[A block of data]
_ _ _ _ _

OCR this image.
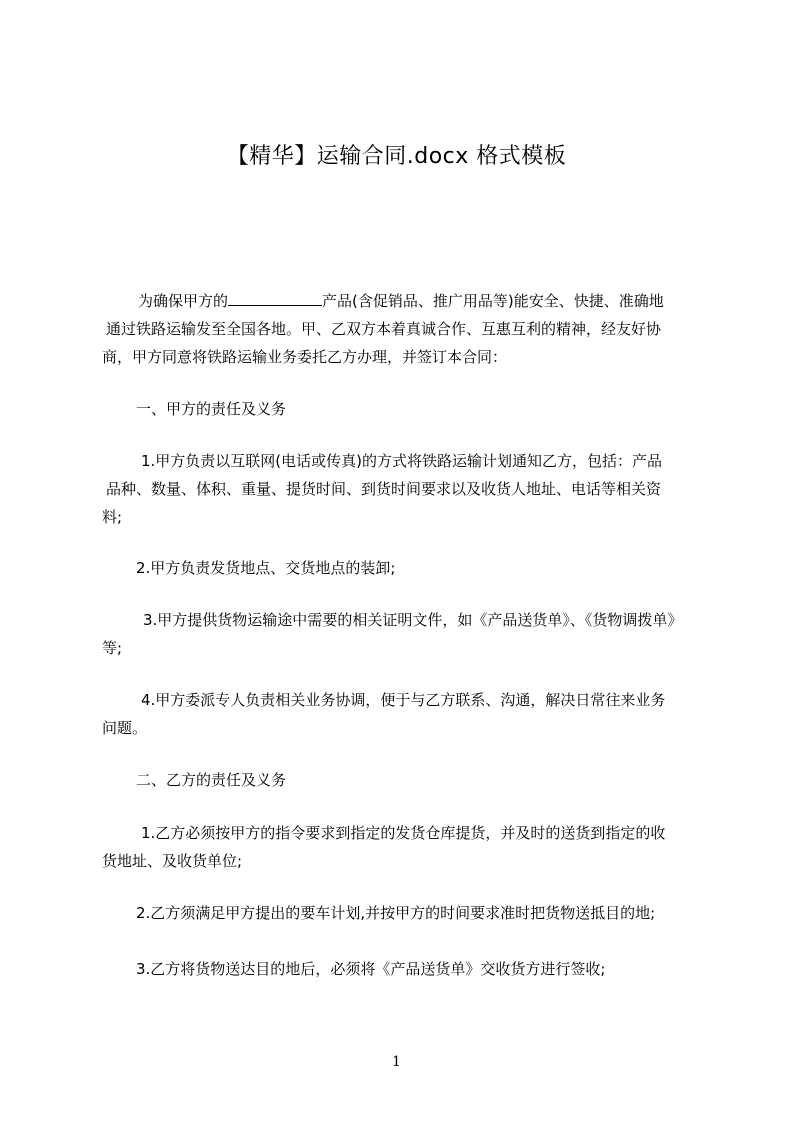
【精华】运输合同.docx 格式模板
为确保甲方的	产品(含促销品、推广用品等)能安全、快捷、准确地
通过铁路运输发至全国各地。甲、乙双方本着真诚合作、互惠互利的精神，经友好协
商，甲方同意将铁路运输业务委托乙方办理，并签订本合同：
一、甲方的责任及义务
1.甲方负责以互联网(电话或传真)的方式将铁路运输计划通知乙方，包括：产品
品种、数量、体积、重量、提货时间、到货时间要求以及收货人地址、电话等相关资
料;
2.甲方负责发货地点、交货地点的装卸;
3.甲方提供货物运输途中需要的相关证明文件，如《产品送货单》、《货物调拨单》
等;
4.甲方委派专人负责相关业务协调，便于与乙方联系、沟通，解决日常往来业务
问题。
二、乙方的责任及义务
1.乙方必须按甲方的指令要求到指定的发货仓库提货，并及时的送货到指定的收
货地址、及收货单位;
2.乙方须满足甲方提出的要车计划,并按甲方的时间要求准时把货物送抵目的地;
3.乙方将货物送达目的地后，必须将《产品送货单》交收货方进行签收;
1
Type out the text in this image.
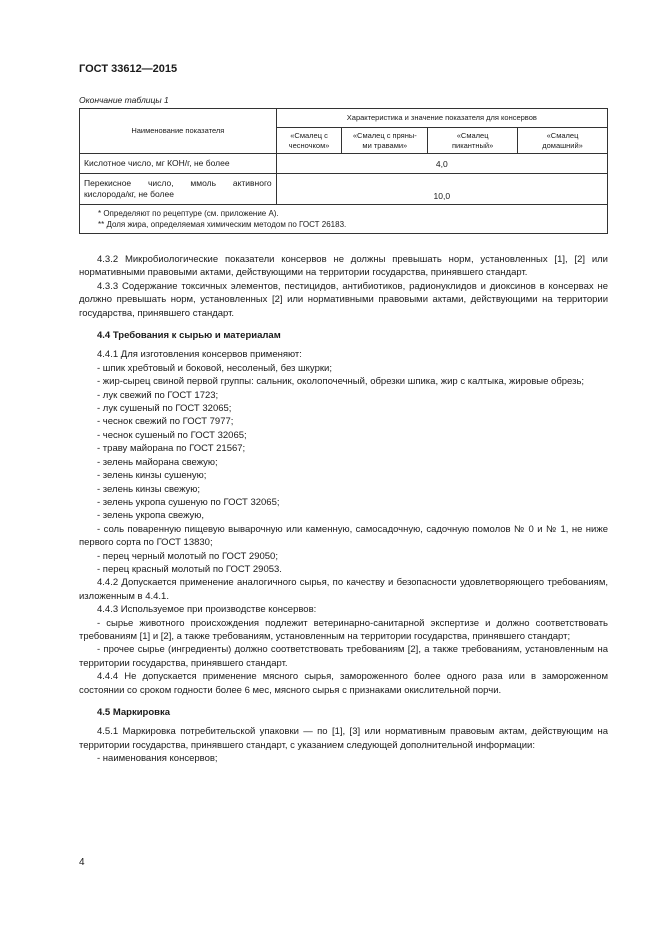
ГОСТ 33612—2015
Окончание таблицы 1
Наименование показателя	Характеристика и значение показателя для консервов			
	«Смалец с чесночком»	«Смалец с пряны-ми травами»	«Смалец пикантный»	«Смалец домашний»
Кислотное число, мг КОН/г, не более	4,0			
Перекисное число, ммоль активного кислорода/кг, не более	10,0			

* Определяют по рецептуре (см. приложение А).

** Доля жира, определяемая химическим методом по ГОСТ 26183.				

4.3.2 Микробиологические показатели консервов не должны превышать норм, установленных [1], [2] или нормативными правовыми актами, действующими на территории государства, принявшего стандарт.

4.3.3 Содержание токсичных элементов, пестицидов, антибиотиков, радионуклидов и диоксинов в консервах не должно превышать норм, установленных [2] или нормативными правовыми актами, действующими на территории государства, принявшего стандарт.

4.4 Требования к сырью и материалам

4.4.1 Для изготовления консервов применяют:

- шпик хребтовый и боковой, несоленый, без шкурки;

- жир-сырец свиной первой группы: сальник, околопочечный, обрезки шпика, жир с калтыка, жировые обрезь;

- лук свежий по ГОСТ 1723;

- лук сушеный по ГОСТ 32065;

- чеснок свежий по ГОСТ 7977;

- чеснок сушеный по ГОСТ 32065;

- траву майорана по ГОСТ 21567;

- зелень майорана свежую;

- зелень кинзы сушеную;

- зелень кинзы свежую;

- зелень укропа сушеную по ГОСТ 32065;

- зелень укропа свежую,

- соль поваренную пищевую выварочную или каменную, самосадочную, садочную помолов № 0 и № 1, не ниже первого сорта по ГОСТ 13830;

- перец черный молотый по ГОСТ 29050;

- перец красный молотый по ГОСТ 29053.

4.4.2 Допускается применение аналогичного сырья, по качеству и безопасности удовлетворяющего требованиям, изложенным в 4.4.1.

4.4.3 Используемое при производстве консервов:

- сырье животного происхождения подлежит ветеринарно-санитарной экспертизе и должно соответствовать требованиям [1] и [2], а также требованиям, установленным на территории государства, принявшего стандарт;

- прочее сырье (ингредиенты) должно соответствовать требованиям [2], а также требованиям, установленным на территории государства, принявшего стандарт.

4.4.4 Не допускается применение мясного сырья, замороженного более одного раза или в замороженном состоянии со сроком годности более 6 мес, мясного сырья с признаками окислительной порчи.

4.5 Маркировка

4.5.1 Маркировка потребительской упаковки — по [1], [3] или нормативным правовым актам, действующим на территории государства, принявшего стандарт, с указанием следующей дополнительной информации:

- наименования консервов;

4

_ _ _ _ _

**Job**
Transcribe every record above exactly, leaving out the pictures.

**Response**
OCR this image.
【精华】运输合同.docx 格式模板
为确保甲方的	产品(含促销品、推广用品等)能安全、快捷、准确地
通过铁路运输发至全国各地。甲、乙双方本着真诚合作、互惠互利的精神，经友好协
商，甲方同意将铁路运输业务委托乙方办理，并签订本合同：
一、甲方的责任及义务
1.甲方负责以互联网(电话或传真)的方式将铁路运输计划通知乙方，包括：产品
品种、数量、体积、重量、提货时间、到货时间要求以及收货人地址、电话等相关资
料;
2.甲方负责发货地点、交货地点的装卸;
3.甲方提供货物运输途中需要的相关证明文件，如《产品送货单》、《货物调拨单》
等;
4.甲方委派专人负责相关业务协调，便于与乙方联系、沟通，解决日常往来业务
问题。
二、乙方的责任及义务
1.乙方必须按甲方的指令要求到指定的发货仓库提货，并及时的送货到指定的收
货地址、及收货单位;
2.乙方须满足甲方提出的要车计划,并按甲方的时间要求准时把货物送抵目的地;
3.乙方将货物送达目的地后，必须将《产品送货单》交收货方进行签收;
1
Type out the text in this image.
ГОСТ 33612—2015
Окончание таблицы 1
Наименование показателя	Характеристика и значение показателя для консервов			
	«Смалец с чесночком»	«Смалец с пряны-ми травами»	«Смалец пикантный»	«Смалец домашний»
Кислотное число, мг КОН/г, не более	4,0			
Перекисное число, ммоль активного кислорода/кг, не более	10,0			

* Определяют по рецептуре (см. приложение А).

** Доля жира, определяемая химическим методом по ГОСТ 26183.				

4.3.2 Микробиологические показатели консервов не должны превышать норм, установленных [1], [2] или нормативными правовыми актами, действующими на территории государства, принявшего стандарт.

4.3.3 Содержание токсичных элементов, пестицидов, антибиотиков, радионуклидов и диоксинов в консервах не должно превышать норм, установленных [2] или нормативными правовыми актами, действующими на территории государства, принявшего стандарт.

4.4 Требования к сырью и материалам

4.4.1 Для изготовления консервов применяют:

- шпик хребтовый и боковой, несоленый, без шкурки;

- жир-сырец свиной первой группы: сальник, околопочечный, обрезки шпика, жир с калтыка, жировые обрезь;

- лук свежий по ГОСТ 1723;

- лук сушеный по ГОСТ 32065;

- чеснок свежий по ГОСТ 7977;

- чеснок сушеный по ГОСТ 32065;

- траву майорана по ГОСТ 21567;

- зелень майорана свежую;

- зелень кинзы сушеную;

- зелень кинзы свежую;

- зелень укропа сушеную по ГОСТ 32065;

- зелень укропа свежую,

- соль поваренную пищевую выварочную или каменную, самосадочную, садочную помолов № 0 и № 1, не ниже первого сорта по ГОСТ 13830;

- перец черный молотый по ГОСТ 29050;

- перец красный молотый по ГОСТ 29053.

4.4.2 Допускается применение аналогичного сырья, по качеству и безопасности удовлетворяющего требованиям, изложенным в 4.4.1.

4.4.3 Используемое при производстве консервов:

- сырье животного происхождения подлежит ветеринарно-санитарной экспертизе и должно соответствовать требованиям [1] и [2], а также требованиям, установленным на территории государства, принявшего стандарт;

- прочее сырье (ингредиенты) должно соответствовать требованиям [2], а также требованиям, установленным на территории государства, принявшего стандарт.

4.4.4 Не допускается применение мясного сырья, замороженного более одного раза или в замороженном состоянии со сроком годности более 6 мес, мясного сырья с признаками окислительной порчи.

4.5 Маркировка

4.5.1 Маркировка потребительской упаковки — по [1], [3] или нормативным правовым актам, действующим на территории государства, принявшего стандарт, с указанием следующей дополнительной информации:

- наименования консервов;

4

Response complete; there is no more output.